• **Task description**:
Write the records out again, precisely as they stand.

(Source records)
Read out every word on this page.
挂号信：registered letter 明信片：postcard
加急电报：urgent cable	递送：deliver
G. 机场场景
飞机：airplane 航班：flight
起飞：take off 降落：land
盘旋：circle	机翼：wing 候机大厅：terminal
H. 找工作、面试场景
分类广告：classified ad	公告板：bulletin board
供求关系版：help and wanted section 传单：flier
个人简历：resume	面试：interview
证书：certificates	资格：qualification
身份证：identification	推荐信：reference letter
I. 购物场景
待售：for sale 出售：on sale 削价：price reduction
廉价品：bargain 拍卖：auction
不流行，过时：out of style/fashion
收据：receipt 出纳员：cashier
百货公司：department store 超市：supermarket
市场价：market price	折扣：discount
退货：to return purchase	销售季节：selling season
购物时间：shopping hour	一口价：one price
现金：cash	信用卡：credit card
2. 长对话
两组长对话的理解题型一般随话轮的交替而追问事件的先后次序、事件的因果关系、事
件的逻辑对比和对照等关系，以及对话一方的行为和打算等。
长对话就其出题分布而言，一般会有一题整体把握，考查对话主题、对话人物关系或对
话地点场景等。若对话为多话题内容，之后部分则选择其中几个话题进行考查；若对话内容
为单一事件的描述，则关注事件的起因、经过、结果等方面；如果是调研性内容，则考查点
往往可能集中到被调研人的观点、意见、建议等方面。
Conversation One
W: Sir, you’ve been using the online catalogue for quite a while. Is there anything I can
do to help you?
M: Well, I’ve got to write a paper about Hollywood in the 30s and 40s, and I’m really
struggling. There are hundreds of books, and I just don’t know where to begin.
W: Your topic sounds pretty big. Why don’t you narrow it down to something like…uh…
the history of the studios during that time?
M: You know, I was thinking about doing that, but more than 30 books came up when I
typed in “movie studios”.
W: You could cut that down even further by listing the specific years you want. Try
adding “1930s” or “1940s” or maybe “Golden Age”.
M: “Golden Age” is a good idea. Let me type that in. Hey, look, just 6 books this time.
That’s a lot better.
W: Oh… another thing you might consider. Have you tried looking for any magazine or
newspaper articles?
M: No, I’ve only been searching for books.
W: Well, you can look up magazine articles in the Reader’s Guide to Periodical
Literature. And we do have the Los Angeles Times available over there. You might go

• **Written answer**:
Read out every word on this page.
挂号信：registered letter 明信片：postcard
加急电报：urgent cable	递送：deliver
G. 机场场景
飞机：airplane 航班：flight
起飞：take off 降落：land
盘旋：circle	机翼：wing 候机大厅：terminal
H. 找工作、面试场景
分类广告：classified ad	公告板：bulletin board
供求关系版：help and wanted section 传单：flier
个人简历：resume	面试：interview
证书：certificates	资格：qualification
身份证：identification	推荐信：reference letter
I. 购物场景
待售：for sale 出售：on sale 削价：price reduction
廉价品：bargain 拍卖：auction
不流行，过时：out of style/fashion
收据：receipt 出纳员：cashier
百货公司：department store 超市：supermarket
市场价：market price	折扣：discount
退货：to return purchase	销售季节：selling season
购物时间：shopping hour	一口价：one price
现金：cash	信用卡：credit card
2. 长对话
两组长对话的理解题型一般随话轮的交替而追问事件的先后次序、事件的因果关系、事
件的逻辑对比和对照等关系，以及对话一方的行为和打算等。
长对话就其出题分布而言，一般会有一题整体把握，考查对话主题、对话人物关系或对
话地点场景等。若对话为多话题内容，之后部分则选择其中几个话题进行考查；若对话内容
为单一事件的描述，则关注事件的起因、经过、结果等方面；如果是调研性内容，则考查点
往往可能集中到被调研人的观点、意见、建议等方面。
Conversation One
W: Sir, you’ve been using the online catalogue for quite a while. Is there anything I can
do to help you?
M: Well, I’ve got to write a paper about Hollywood in the 30s and 40s, and I’m really
struggling. There are hundreds of books, and I just don’t know where to begin.
W: Your topic sounds pretty big. Why don’t you narrow it down to something like…uh…
the history of the studios during that time?
M: You know, I was thinking about doing that, but more than 30 books came up when I
typed in “movie studios”.
W: You could cut that down even further by listing the specific years you want. Try
adding “1930s” or “1940s” or maybe “Golden Age”.
M: “Golden Age” is a good idea. Let me type that in. Hey, look, just 6 books this time.
That’s a lot better.
W: Oh… another thing you might consider. Have you tried looking for any magazine or
newspaper articles?
M: No, I’ve only been searching for books.
W: Well, you can look up magazine articles in the Reader’s Guide to Periodical
Literature. And we do have the Los Angeles Times available over there. You might go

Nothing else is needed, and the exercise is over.